_EXERCISE_
Search the records for the word "Charger" and pick out every line that has it.

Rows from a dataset

-.-.-

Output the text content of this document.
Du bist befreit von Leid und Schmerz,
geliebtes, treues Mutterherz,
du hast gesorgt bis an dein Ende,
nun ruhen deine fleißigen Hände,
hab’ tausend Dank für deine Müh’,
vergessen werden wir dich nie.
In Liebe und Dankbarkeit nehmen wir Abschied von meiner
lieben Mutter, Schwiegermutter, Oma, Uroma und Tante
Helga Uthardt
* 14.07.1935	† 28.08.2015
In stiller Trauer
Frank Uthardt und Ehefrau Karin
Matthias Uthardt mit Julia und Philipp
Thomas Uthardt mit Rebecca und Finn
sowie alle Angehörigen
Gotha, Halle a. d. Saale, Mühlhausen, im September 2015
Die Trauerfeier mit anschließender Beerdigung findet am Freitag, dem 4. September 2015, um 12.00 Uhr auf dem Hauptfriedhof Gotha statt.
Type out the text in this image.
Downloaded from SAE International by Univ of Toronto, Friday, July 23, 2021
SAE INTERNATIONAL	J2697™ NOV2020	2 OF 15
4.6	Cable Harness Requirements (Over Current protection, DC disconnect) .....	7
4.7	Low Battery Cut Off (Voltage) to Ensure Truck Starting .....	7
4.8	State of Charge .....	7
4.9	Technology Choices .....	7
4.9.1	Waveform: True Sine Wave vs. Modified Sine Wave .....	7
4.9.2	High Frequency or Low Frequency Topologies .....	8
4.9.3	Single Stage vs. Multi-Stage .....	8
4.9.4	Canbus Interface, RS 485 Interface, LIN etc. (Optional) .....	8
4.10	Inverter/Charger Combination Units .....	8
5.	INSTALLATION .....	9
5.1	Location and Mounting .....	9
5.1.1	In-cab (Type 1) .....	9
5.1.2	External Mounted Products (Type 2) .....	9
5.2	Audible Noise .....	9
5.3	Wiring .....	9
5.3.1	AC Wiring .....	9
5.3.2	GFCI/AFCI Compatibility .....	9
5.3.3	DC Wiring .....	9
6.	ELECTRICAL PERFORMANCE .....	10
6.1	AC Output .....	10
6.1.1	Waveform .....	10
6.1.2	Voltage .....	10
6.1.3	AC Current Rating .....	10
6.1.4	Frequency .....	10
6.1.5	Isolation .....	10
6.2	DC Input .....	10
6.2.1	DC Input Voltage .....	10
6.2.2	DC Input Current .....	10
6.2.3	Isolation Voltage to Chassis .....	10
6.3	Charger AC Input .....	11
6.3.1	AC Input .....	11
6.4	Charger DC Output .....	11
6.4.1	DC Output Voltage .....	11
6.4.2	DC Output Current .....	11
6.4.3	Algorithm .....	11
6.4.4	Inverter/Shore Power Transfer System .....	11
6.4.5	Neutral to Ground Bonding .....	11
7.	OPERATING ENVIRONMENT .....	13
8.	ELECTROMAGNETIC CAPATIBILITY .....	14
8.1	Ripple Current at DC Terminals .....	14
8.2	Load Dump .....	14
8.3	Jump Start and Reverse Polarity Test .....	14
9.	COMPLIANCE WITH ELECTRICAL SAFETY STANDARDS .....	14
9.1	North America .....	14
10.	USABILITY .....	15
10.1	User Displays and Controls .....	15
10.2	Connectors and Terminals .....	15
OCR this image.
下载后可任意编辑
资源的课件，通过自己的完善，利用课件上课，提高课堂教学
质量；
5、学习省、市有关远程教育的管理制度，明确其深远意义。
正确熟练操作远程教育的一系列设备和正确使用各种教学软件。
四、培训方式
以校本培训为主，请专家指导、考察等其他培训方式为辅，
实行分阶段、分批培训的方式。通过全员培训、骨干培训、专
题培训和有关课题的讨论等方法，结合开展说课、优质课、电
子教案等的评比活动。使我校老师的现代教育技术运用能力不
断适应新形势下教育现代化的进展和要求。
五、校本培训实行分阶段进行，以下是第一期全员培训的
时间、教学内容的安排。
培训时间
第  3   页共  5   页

-.-.-

_TASK ANSWER_
4.10	Inverter/Charger Combination Units .....	8
6.3	Charger AC Input .....	11
6.4	Charger DC Output .....	11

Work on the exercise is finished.